-- START Information supplied --
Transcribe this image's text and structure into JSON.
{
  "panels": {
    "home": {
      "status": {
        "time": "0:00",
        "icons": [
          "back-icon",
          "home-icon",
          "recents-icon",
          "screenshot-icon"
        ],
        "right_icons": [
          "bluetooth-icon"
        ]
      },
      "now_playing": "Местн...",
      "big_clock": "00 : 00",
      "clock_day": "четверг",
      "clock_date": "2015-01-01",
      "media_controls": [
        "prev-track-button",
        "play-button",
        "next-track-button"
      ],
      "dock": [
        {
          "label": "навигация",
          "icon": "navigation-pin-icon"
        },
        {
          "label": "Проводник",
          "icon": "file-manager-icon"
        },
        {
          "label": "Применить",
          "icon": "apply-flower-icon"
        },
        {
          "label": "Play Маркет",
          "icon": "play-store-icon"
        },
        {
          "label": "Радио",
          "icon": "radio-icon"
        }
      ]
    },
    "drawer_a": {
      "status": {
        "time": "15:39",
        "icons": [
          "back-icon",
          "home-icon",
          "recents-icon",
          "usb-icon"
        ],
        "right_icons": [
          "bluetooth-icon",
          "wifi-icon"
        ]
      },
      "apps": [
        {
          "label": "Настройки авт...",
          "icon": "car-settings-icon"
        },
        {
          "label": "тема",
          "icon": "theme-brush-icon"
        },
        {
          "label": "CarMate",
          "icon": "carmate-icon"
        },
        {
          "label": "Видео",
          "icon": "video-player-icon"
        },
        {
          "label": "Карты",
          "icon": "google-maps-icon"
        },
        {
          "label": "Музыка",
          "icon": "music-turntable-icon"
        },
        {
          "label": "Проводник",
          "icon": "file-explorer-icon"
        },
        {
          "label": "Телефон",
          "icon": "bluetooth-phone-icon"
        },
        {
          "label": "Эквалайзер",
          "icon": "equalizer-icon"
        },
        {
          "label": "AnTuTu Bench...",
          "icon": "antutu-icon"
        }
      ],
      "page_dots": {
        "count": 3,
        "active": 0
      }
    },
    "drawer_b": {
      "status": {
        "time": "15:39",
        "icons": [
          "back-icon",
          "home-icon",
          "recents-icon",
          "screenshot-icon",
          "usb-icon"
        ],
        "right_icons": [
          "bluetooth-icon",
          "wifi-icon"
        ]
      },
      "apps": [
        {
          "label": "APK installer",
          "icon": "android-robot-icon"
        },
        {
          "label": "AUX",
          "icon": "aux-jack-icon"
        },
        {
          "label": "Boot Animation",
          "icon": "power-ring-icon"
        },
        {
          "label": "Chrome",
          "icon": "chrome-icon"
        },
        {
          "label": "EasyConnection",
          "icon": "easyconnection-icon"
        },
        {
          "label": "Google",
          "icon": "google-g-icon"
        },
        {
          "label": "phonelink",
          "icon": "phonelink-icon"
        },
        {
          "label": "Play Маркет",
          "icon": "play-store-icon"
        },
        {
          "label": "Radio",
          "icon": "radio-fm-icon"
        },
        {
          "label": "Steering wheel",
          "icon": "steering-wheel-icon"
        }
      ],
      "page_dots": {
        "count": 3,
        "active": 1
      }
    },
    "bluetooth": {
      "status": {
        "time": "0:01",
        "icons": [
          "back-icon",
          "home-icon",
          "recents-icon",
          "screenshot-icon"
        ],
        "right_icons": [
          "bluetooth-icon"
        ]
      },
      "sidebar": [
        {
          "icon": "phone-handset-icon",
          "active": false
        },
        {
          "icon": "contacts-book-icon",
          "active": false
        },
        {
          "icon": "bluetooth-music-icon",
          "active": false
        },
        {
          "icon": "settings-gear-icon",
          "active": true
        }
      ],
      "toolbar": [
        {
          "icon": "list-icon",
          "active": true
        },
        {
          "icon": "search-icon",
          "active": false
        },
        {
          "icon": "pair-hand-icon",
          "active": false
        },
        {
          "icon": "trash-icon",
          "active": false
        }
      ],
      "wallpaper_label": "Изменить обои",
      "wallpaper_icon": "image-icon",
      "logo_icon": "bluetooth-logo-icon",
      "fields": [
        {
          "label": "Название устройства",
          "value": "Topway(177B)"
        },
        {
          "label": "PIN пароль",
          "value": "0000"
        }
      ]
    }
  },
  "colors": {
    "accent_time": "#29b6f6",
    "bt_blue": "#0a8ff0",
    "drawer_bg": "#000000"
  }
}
-- END Information supplied --
→ **Task instructions**
Return all of the entries exactly as they were supplied.

→ **Output of the exercise**
Transcribe this image's text and structure into JSON.
{
  "panels": {
    "home": {
      "status": {
        "time": "0:00",
        "icons": [
          "back-icon",
          "home-icon",
          "recents-icon",
          "screenshot-icon"
        ],
        "right_icons": [
          "bluetooth-icon"
        ]
      },
      "now_playing": "Местн...",
      "big_clock": "00 : 00",
      "clock_day": "четверг",
      "clock_date": "2015-01-01",
      "media_controls": [
        "prev-track-button",
        "play-button",
        "next-track-button"
      ],
      "dock": [
        {
          "label": "навигация",
          "icon": "navigation-pin-icon"
        },
        {
          "label": "Проводник",
          "icon": "file-manager-icon"
        },
        {
          "label": "Применить",
          "icon": "apply-flower-icon"
        },
        {
          "label": "Play Маркет",
          "icon": "play-store-icon"
        },
        {
          "label": "Радио",
          "icon": "radio-icon"
        }
      ]
    },
    "drawer_a": {
      "status": {
        "time": "15:39",
        "icons": [
          "back-icon",
          "home-icon",
          "recents-icon",
          "usb-icon"
        ],
        "right_icons": [
          "bluetooth-icon",
          "wifi-icon"
        ]
      },
      "apps": [
        {
          "label": "Настройки авт...",
          "icon": "car-settings-icon"
        },
        {
          "label": "тема",
          "icon": "theme-brush-icon"
        },
        {
          "label": "CarMate",
          "icon": "carmate-icon"
        },
        {
          "label": "Видео",
          "icon": "video-player-icon"
        },
        {
          "label": "Карты",
          "icon": "google-maps-icon"
        },
        {
          "label": "Музыка",
          "icon": "music-turntable-icon"
        },
        {
          "label": "Проводник",
          "icon": "file-explorer-icon"
        },
        {
          "label": "Телефон",
          "icon": "bluetooth-phone-icon"
        },
        {
          "label": "Эквалайзер",
          "icon": "equalizer-icon"
        },
        {
          "label": "AnTuTu Bench...",
          "icon": "antutu-icon"
        }
      ],
      "page_dots": {
        "count": 3,
        "active": 0
      }
    },
    "drawer_b": {
      "status": {
        "time": "15:39",
        "icons": [
          "back-icon",
          "home-icon",
          "recents-icon",
          "screenshot-icon",
          "usb-icon"
        ],
        "right_icons": [
          "bluetooth-icon",
          "wifi-icon"
        ]
      },
      "apps": [
        {
          "label": "APK installer",
          "icon": "android-robot-icon"
        },
        {
          "label": "AUX",
          "icon": "aux-jack-icon"
        },
        {
          "label": "Boot Animation",
          "icon": "power-ring-icon"
        },
        {
          "label": "Chrome",
          "icon": "chrome-icon"
        },
        {
          "label": "EasyConnection",
          "icon": "easyconnection-icon"
        },
        {
          "label": "Google",
          "icon": "google-g-icon"
        },
        {
          "label": "phonelink",
          "icon": "phonelink-icon"
        },
        {
          "label": "Play Маркет",
          "icon": "play-store-icon"
        },
        {
          "label": "Radio",
          "icon": "radio-fm-icon"
        },
        {
          "label": "Steering wheel",
          "icon": "steering-wheel-icon"
        }
      ],
      "page_dots": {
        "count": 3,
        "active": 1
      }
    },
    "bluetooth": {
      "status": {
        "time": "0:01",
        "icons": [
          "back-icon",
          "home-icon",
          "recents-icon",
          "screenshot-icon"
        ],
        "right_icons": [
          "bluetooth-icon"
        ]
      },
      "sidebar": [
        {
          "icon": "phone-handset-icon",
          "active": false
        },
        {
          "icon": "contacts-book-icon",
          "active": false
        },
        {
          "icon": "bluetooth-music-icon",
          "active": false
        },
        {
          "icon": "settings-gear-icon",
          "active": true
        }
      ],
      "toolbar": [
        {
          "icon": "list-icon",
          "active": true
        },
        {
          "icon": "search-icon",
          "active": false
        },
        {
          "icon": "pair-hand-icon",
          "active": false
        },
        {
          "icon": "trash-icon",
          "active": false
        }
      ],
      "wallpaper_label": "Изменить обои",
      "wallpaper_icon": "image-icon",
      "logo_icon": "bluetooth-logo-icon",
      "fields": [
        {
          "label": "Название устройства",
          "value": "Topway(177B)"
        },
        {
          "label": "PIN пароль",
          "value": "0000"
        }
      ]
    }
  },
  "colors": {
    "accent_time": "#29b6f6",
    "bt_blue": "#0a8ff0",
    "drawer_bg": "#000000"
  }
}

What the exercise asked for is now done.